## JOB
Reproduce the records below exactly as they appear, omitting any pictures they contain.

## TASK INPUT
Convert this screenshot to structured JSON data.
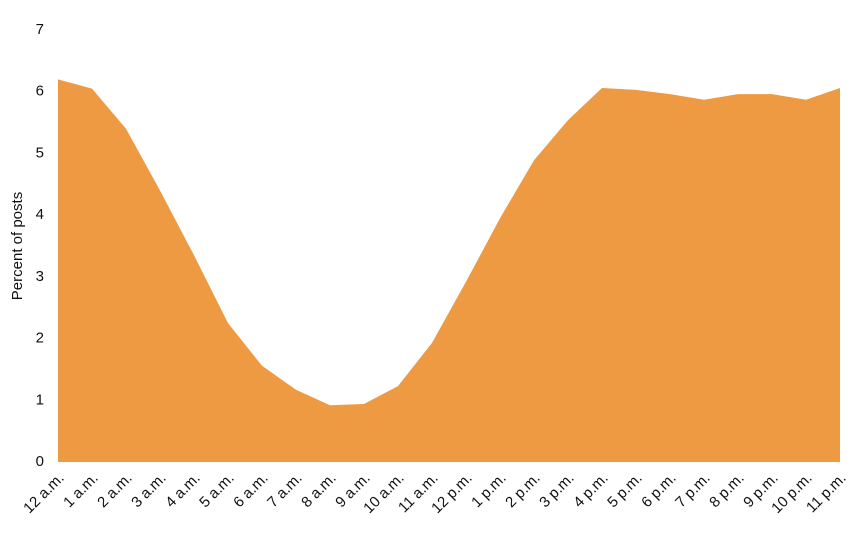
{
  "chart_data": {
    "type": "area",
    "y_label": "Percent of posts",
    "categories": [
      "12 a.m.",
      "1 a.m.",
      "2 a.m.",
      "3 a.m.",
      "4 a.m.",
      "5 a.m.",
      "6 a.m.",
      "7 a.m.",
      "8 a.m.",
      "9 a.m.",
      "10 a.m.",
      "11 a.m.",
      "12 p.m.",
      "1 p.m.",
      "2 p.m.",
      "3 p.m.",
      "4 p.m.",
      "5 p.m.",
      "6 p.m.",
      "7 p.m.",
      "8 p.m.",
      "9 p.m.",
      "10 p.m.",
      "11 p.m."
    ],
    "values": [
      6.2,
      6.05,
      5.4,
      4.4,
      3.35,
      2.25,
      1.56,
      1.17,
      0.92,
      0.94,
      1.23,
      1.93,
      2.92,
      3.95,
      4.89,
      5.54,
      6.06,
      6.03,
      5.96,
      5.87,
      5.96,
      5.96,
      5.87,
      6.06
    ],
    "color": "#ee9a42",
    "ylim": [
      0,
      7
    ],
    "yticks": [
      0,
      1,
      2,
      3,
      4,
      5,
      6,
      7
    ],
    "grid": false
  }
}
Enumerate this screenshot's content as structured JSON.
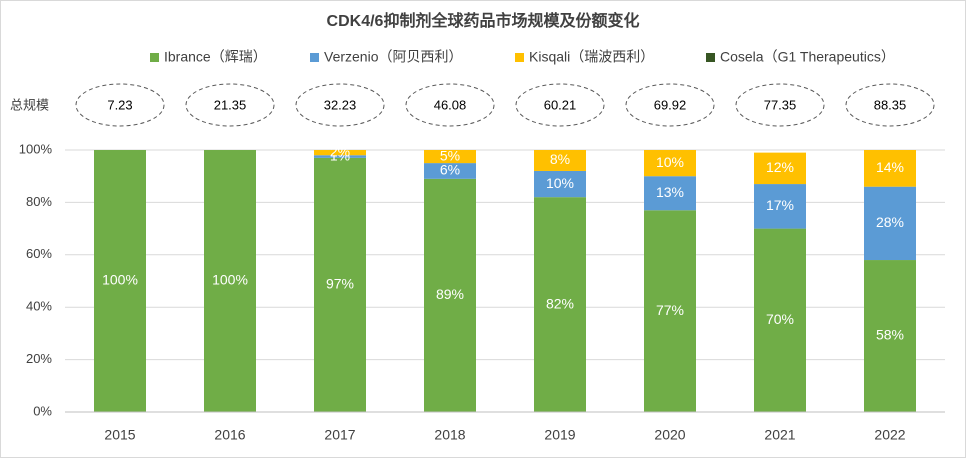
{
  "chart_data": {
    "type": "stacked_bar",
    "title": "CDK4/6抑制剂全球药品市场规模及份额变化",
    "categories": [
      "2015",
      "2016",
      "2017",
      "2018",
      "2019",
      "2020",
      "2021",
      "2022"
    ],
    "series": [
      {
        "name": "Ibrance（辉瑞）",
        "color": "#70ad47",
        "values": [
          100,
          100,
          97,
          89,
          82,
          77,
          70,
          58
        ],
        "value_labels": [
          "100%",
          "100%",
          "97%",
          "89%",
          "82%",
          "77%",
          "70%",
          "58%"
        ]
      },
      {
        "name": "Verzenio（阿贝西利）",
        "color": "#5b9bd5",
        "values": [
          null,
          null,
          1,
          6,
          10,
          13,
          17,
          28
        ],
        "value_labels": [
          null,
          null,
          "1%",
          "6%",
          "10%",
          "13%",
          "17%",
          "28%"
        ]
      },
      {
        "name": "Kisqali（瑞波西利）",
        "color": "#ffc000",
        "values": [
          null,
          null,
          2,
          5,
          8,
          10,
          12,
          14
        ],
        "value_labels": [
          null,
          null,
          "2%",
          "5%",
          "8%",
          "10%",
          "12%",
          "14%"
        ]
      },
      {
        "name": "Cosela（G1 Therapeutics）",
        "color": "#375623",
        "values": [
          null,
          null,
          null,
          null,
          null,
          null,
          null,
          null
        ],
        "value_labels": [
          null,
          null,
          null,
          null,
          null,
          null,
          null,
          null
        ]
      }
    ],
    "totals": {
      "label": "总规模",
      "values": [
        7.23,
        21.35,
        32.23,
        46.08,
        60.21,
        69.92,
        77.35,
        88.35
      ]
    },
    "ylim": [
      0,
      100
    ],
    "yticks": [
      {
        "value": 0,
        "label": "0%"
      },
      {
        "value": 20,
        "label": "20%"
      },
      {
        "value": 40,
        "label": "40%"
      },
      {
        "value": 60,
        "label": "60%"
      },
      {
        "value": 80,
        "label": "80%"
      },
      {
        "value": 100,
        "label": "100%"
      }
    ],
    "grid": true
  }
}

## FULL OUTPUT
Convert this screenshot to structured JSON data.
{
  "chart_data": {
    "type": "area",
    "y_label": "Percent of posts",
    "categories": [
      "12 a.m.",
      "1 a.m.",
      "2 a.m.",
      "3 a.m.",
      "4 a.m.",
      "5 a.m.",
      "6 a.m.",
      "7 a.m.",
      "8 a.m.",
      "9 a.m.",
      "10 a.m.",
      "11 a.m.",
      "12 p.m.",
      "1 p.m.",
      "2 p.m.",
      "3 p.m.",
      "4 p.m.",
      "5 p.m.",
      "6 p.m.",
      "7 p.m.",
      "8 p.m.",
      "9 p.m.",
      "10 p.m.",
      "11 p.m."
    ],
    "values": [
      6.2,
      6.05,
      5.4,
      4.4,
      3.35,
      2.25,
      1.56,
      1.17,
      0.92,
      0.94,
      1.23,
      1.93,
      2.92,
      3.95,
      4.89,
      5.54,
      6.06,
      6.03,
      5.96,
      5.87,
      5.96,
      5.96,
      5.87,
      6.06
    ],
    "color": "#ee9a42",
    "ylim": [
      0,
      7
    ],
    "yticks": [
      0,
      1,
      2,
      3,
      4,
      5,
      6,
      7
    ],
    "grid": false
  }
}
Enumerate this screenshot's content as structured JSON.
{
  "chart_data": {
    "type": "stacked_bar",
    "title": "CDK4/6抑制剂全球药品市场规模及份额变化",
    "categories": [
      "2015",
      "2016",
      "2017",
      "2018",
      "2019",
      "2020",
      "2021",
      "2022"
    ],
    "series": [
      {
        "name": "Ibrance（辉瑞）",
        "color": "#70ad47",
        "values": [
          100,
          100,
          97,
          89,
          82,
          77,
          70,
          58
        ],
        "value_labels": [
          "100%",
          "100%",
          "97%",
          "89%",
          "82%",
          "77%",
          "70%",
          "58%"
        ]
      },
      {
        "name": "Verzenio（阿贝西利）",
        "color": "#5b9bd5",
        "values": [
          null,
          null,
          1,
          6,
          10,
          13,
          17,
          28
        ],
        "value_labels": [
          null,
          null,
          "1%",
          "6%",
          "10%",
          "13%",
          "17%",
          "28%"
        ]
      },
      {
        "name": "Kisqali（瑞波西利）",
        "color": "#ffc000",
        "values": [
          null,
          null,
          2,
          5,
          8,
          10,
          12,
          14
        ],
        "value_labels": [
          null,
          null,
          "2%",
          "5%",
          "8%",
          "10%",
          "12%",
          "14%"
        ]
      },
      {
        "name": "Cosela（G1 Therapeutics）",
        "color": "#375623",
        "values": [
          null,
          null,
          null,
          null,
          null,
          null,
          null,
          null
        ],
        "value_labels": [
          null,
          null,
          null,
          null,
          null,
          null,
          null,
          null
        ]
      }
    ],
    "totals": {
      "label": "总规模",
      "values": [
        7.23,
        21.35,
        32.23,
        46.08,
        60.21,
        69.92,
        77.35,
        88.35
      ]
    },
    "ylim": [
      0,
      100
    ],
    "yticks": [
      {
        "value": 0,
        "label": "0%"
      },
      {
        "value": 20,
        "label": "20%"
      },
      {
        "value": 40,
        "label": "40%"
      },
      {
        "value": 60,
        "label": "60%"
      },
      {
        "value": 80,
        "label": "80%"
      },
      {
        "value": 100,
        "label": "100%"
      }
    ],
    "grid": true
  }
}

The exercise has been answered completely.